Brief ->
In the entries below, find every line holding the string "Area" and collect it.
START
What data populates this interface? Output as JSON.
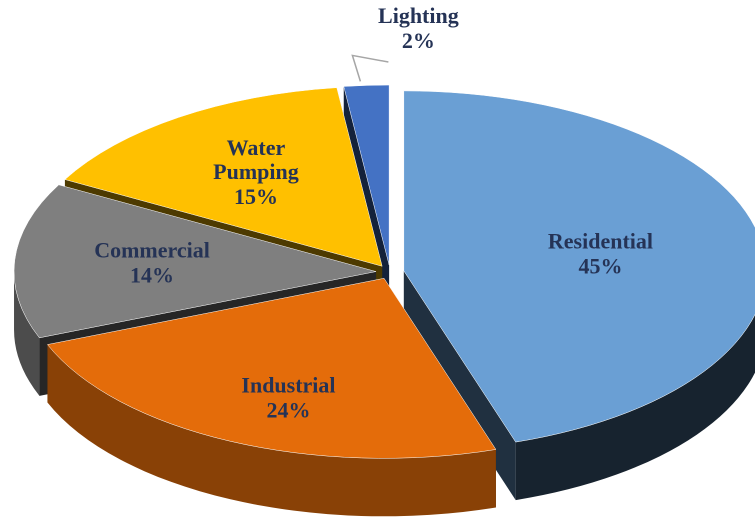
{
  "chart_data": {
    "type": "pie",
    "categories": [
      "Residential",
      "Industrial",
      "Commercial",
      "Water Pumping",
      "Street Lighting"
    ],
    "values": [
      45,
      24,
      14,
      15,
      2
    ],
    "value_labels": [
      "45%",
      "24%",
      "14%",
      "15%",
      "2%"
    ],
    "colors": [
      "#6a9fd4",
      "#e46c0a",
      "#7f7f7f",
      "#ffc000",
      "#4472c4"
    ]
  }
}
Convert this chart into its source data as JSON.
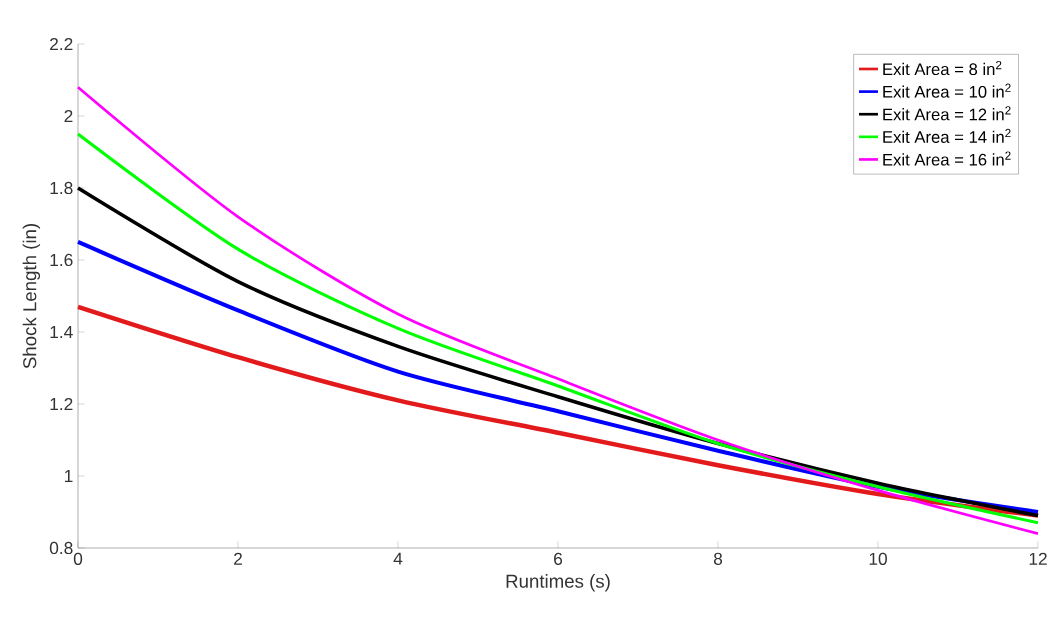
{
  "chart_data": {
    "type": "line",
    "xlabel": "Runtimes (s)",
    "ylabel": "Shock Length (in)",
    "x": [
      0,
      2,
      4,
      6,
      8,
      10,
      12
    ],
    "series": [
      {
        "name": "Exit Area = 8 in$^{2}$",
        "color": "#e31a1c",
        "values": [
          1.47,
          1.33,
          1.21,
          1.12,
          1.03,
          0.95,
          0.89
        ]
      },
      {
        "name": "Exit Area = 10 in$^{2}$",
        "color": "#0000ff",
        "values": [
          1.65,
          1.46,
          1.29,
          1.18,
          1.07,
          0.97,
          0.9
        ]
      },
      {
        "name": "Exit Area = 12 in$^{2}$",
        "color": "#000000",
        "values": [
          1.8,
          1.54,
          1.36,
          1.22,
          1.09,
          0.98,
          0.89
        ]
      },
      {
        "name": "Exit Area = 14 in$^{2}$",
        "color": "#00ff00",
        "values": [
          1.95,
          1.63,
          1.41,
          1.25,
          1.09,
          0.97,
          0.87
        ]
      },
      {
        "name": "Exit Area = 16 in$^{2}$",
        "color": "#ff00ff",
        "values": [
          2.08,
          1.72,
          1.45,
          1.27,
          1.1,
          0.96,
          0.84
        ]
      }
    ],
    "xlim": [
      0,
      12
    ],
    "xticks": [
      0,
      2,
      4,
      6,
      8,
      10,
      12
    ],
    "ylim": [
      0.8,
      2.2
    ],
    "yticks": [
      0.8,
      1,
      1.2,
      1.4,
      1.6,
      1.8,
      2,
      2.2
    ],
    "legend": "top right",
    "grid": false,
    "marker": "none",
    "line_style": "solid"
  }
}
END
Written reply ->
        "name": "Exit Area = 8 in$^{2}$",
        "name": "Exit Area = 10 in$^{2}$",
        "name": "Exit Area = 12 in$^{2}$",
        "name": "Exit Area = 14 in$^{2}$",
        "name": "Exit Area = 16 in$^{2}$",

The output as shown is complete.